## Provided passage
Innovation
in art, as in all practices, may be perceptible only against the backdrop of convention, but convention need not be synonymous with the status quo: a current state of thought or practices against which the innovator reacts. This narrow perspective
of innovation emerged in art discourse only relatively recently with the concept of the avant-garde, which asserted that modern art, like science, could be advanced as a discipline by analyzing the present state of knowledge and responding, through
experimentation, to its deficiencies. From this perspective, convention is a set of current conditions against which the future can be defined and behind which the past lies obsolete and irrelevant.
In contrast, crafts discourse and practice have more often construed convention as the entirety of a living history, a tradition that remains vital and potentially accessible anywhere along its venerable extent. Adopting this perspective, Japanese potter
Masayuki Miyajima has drawn inspiration from historical ceramics—above all Korean Joseon-period buncheong slipware and Song dynasty longquan ware—while modifying their characteristic traits through the subtle innovation that comes with
interpretation rather than imitation. While his pottery conjures aspects of famous precedents, it just as readily asserts its uniqueness, its own contributions to the long history of human ingenuity in the working of clay.
This is not to say that Miyajima has ever made innovation a priority. Innovation, especially in the aesthetic context, will always rank below functional efficacy as a goal of his pottery; consistency and quality of workmanship will always have the upper
hand over the variation of personal expression. These hierarchies are consequences of Miyajima’s training in the apprentice system, still thriving in Mashiko and at other historic pottery centers in Japan, and of the career as a production potter
to which he has dedicated himself for the past 36 years. Just as important, they reflect an embrace of Mingei principles passed down to him from the generation of Soetsu Yanagi and Shoji Hamada through the intermediary of his teacher, the Mashiko
master potter Tatsuzo Shimaoka.
Shimaoka,
declared a National Living Treasure in 1996, instilled in Miyajima a fascination for ceramics in the late 1970s while the latter, then a photographer, was traveling frequently to Mashiko, at first out of curiosity and later on assignment. Although
at Hosei University Miyajima majored in economics rather than art, he was captivated both by the pottery of Mashiko and by the lifestyle of those who carried on its ceramic traditions.
Despite
his lack of experience handling clay, he impressed Shimaoka as a serious young man, dedicated to and diligent in his work in photography. Consequently, in 1980 Shimaoka invited Miyajima to serve as his fourth apprentice, over the next five years teaching
him the skills requisite to a career as a production potter but also introducing him to the beliefs about functional pottery that have served as his guiding principles ever since.
Establishing a home and workshop in Motegi, a small agricultural town just outside of Mashiko, in the mid-1980s, Miyajima began producing the wide array of functional forms that still constitute the bulk of his repertoire. At that time working exclusively
in gas-fired stoneware, he created tableware with relatively simple surfaces, sometimes adding texture through tobigana (chattering) or hakeme, (applying slip to a wheel-turned pot to create streaky brush strokes). While he occasionally returns to
these methods today, his signature work since the mid-1990s has relied on a slip-inlay technique inspired by sanggam pottery of the period, a variety of the Korean slipwares revered by Yanagi, Hamada, and Shimaoka.

## What to do
A - Please answer these questions using the passage on Masayuki Miyajima's pottery:
(i) In what year did Shimaoka invite Miyajima to become his apprentice?
(ii) What subject did Miyajima major in at Hosei University?
(iii) In what year was Shimaoka declared a National Living Treasure?
B - Pick up the passage on Masayuki Miyajima's pottery right after its last sentence and carry it forward.
The items that come next are not needed.

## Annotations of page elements

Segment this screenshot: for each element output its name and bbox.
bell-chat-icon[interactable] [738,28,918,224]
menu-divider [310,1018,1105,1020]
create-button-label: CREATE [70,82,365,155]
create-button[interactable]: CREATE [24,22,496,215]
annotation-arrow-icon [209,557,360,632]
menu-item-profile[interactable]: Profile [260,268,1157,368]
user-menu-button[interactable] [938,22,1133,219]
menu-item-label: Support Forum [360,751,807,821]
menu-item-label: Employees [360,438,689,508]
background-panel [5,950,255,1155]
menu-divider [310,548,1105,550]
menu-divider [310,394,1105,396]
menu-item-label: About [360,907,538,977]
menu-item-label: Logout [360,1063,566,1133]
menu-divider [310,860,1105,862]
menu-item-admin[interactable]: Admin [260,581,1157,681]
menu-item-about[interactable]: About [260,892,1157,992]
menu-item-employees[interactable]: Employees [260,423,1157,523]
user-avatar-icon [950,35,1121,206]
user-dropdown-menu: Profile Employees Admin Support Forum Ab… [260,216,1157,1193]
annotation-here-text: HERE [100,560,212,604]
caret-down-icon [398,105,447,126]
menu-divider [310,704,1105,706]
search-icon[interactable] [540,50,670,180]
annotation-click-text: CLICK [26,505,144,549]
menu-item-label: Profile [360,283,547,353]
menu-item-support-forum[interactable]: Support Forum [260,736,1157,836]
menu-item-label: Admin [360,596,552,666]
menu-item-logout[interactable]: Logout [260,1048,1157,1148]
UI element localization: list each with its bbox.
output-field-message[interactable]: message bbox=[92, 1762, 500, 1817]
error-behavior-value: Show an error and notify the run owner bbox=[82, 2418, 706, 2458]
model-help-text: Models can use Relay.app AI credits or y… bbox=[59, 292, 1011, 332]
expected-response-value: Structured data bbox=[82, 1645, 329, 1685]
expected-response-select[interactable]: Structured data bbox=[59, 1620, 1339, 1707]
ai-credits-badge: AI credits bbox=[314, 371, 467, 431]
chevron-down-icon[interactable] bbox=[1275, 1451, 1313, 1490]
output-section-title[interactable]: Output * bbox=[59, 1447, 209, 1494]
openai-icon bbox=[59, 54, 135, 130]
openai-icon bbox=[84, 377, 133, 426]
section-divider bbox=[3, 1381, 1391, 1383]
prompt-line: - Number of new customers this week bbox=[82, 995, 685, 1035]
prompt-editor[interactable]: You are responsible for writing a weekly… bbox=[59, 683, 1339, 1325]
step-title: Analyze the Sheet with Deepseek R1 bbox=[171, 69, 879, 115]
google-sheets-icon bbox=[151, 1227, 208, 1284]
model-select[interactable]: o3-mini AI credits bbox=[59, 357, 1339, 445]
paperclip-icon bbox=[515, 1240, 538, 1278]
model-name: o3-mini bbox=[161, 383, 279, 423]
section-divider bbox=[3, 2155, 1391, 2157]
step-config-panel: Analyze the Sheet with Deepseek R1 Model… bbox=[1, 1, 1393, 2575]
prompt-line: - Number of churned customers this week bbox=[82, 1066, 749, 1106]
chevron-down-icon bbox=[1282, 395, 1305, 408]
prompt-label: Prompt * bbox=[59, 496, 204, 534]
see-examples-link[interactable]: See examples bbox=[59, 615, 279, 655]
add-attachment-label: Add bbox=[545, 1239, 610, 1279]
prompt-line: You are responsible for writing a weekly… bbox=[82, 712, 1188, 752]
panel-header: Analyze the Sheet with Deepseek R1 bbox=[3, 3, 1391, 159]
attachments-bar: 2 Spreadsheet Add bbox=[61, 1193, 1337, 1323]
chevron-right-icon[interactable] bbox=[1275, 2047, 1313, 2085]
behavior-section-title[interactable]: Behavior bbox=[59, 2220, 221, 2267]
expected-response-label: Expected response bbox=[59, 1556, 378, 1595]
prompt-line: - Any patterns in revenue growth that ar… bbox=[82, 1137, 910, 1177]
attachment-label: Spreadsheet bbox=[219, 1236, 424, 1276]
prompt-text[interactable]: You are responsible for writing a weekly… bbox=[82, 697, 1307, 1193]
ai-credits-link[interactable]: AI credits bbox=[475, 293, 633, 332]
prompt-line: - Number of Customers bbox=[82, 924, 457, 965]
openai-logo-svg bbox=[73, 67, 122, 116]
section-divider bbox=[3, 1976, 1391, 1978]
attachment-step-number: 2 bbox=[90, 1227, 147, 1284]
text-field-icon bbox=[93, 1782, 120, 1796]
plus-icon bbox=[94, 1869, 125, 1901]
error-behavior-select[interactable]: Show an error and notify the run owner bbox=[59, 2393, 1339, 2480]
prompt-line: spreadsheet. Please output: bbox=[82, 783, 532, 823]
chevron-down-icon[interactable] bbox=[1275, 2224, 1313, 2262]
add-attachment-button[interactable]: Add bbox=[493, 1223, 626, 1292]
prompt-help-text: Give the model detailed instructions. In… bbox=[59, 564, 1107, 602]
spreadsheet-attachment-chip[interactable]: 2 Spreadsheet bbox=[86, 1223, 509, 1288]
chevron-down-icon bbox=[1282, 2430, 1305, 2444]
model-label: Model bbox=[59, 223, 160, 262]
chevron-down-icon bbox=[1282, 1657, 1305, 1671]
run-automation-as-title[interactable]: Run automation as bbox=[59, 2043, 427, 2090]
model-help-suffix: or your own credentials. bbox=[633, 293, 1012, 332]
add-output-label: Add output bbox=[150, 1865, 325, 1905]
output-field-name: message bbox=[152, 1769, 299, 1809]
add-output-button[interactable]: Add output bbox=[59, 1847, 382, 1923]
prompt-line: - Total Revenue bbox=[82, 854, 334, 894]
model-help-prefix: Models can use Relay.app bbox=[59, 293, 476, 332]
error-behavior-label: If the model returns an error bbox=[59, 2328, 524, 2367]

## Answer list
A -
(i) 1980
(ii) Economics
(iii) 1996

B -
While
the general appearance of this sanggam (or zogan/zougan, in Japanese) inlay technique in Miyajima’s work is evocative of an estuary where a river sends its milky waters in slow, spiraling eddies into the dark plane of a placid sea, the motifs
to which Miyajima gravitates are floral arabesques derived from the karakusa pattern that has animated Japanese decorative arts for centuries. Rather than creating a static figure-and-ground effect, the dark in his surfaces seems to unfurl into the
light, or vice versa. In part this is a consequence of the curling lines that compose the karakusa motifs, but it is also an effect of the transitions between the tonal extremes: the contours where dark yields to light and light gives way to darkness.
A faint blurring of the slip softens these contours, giving the impression of a flowing of liquid, slow and viscous, or the almost imperceptible fluttering along the edges of leaves in a stirring of air.
This
impression of motion is a key factor in the reciprocity and dynamism between Miyajima’s relatively plain vessel forms and their elaborate surfaces. Three-dimensional shape complements rather than competes with two-dimensional decoration. Bottles
generally have clean contours, often with the square shoulders of Momoyama-period chaire (tea caddies); pedestal bowls tend to have smooth wells and relatively plain rims; and pitchers usually sport simple strap handles and pinched spouts. These vessel
shapes and their components, succinct and effective in fulfilling their utilitarian purpose, epitomize elegance as a mathematician or scientist would understand the word. At the same time, their surfaces make effective sites for the staging of elegance
in its aesthetic sense: a graceful disposition of two-dimensional form in the contrasting tones of vessel body and inlaid slip.
If Miyajima’s inlaid slipwares forge uniqueness from unprecedented combinations of historical techniques, vessels forms, and surface patterns, the other important line that he has pursued in his work—vessels with bas-relief surfaces—involves
experimentation with textures and glazes. Among the vessels exploiting three-dimensional properties of surface are those in which a black slip has been applied thickly and worked to create an effect of loose, linear carving, like the gouges in a woodcut
printing block, and the whole has been covered in viscous-looking rivulets of ash glaze. The properties of translucency and mobility—the tendency of liquid glaze to flow into glassy pools before vitrifying—pique Miyajima’s interest,
and experimenting with these qualities constitutes his most important concession to expressiveness in his work. Using traditional Mashiko nuka, tenmoku, oribe, and ameyu glazes, he deliberately seeks serendipitous effects.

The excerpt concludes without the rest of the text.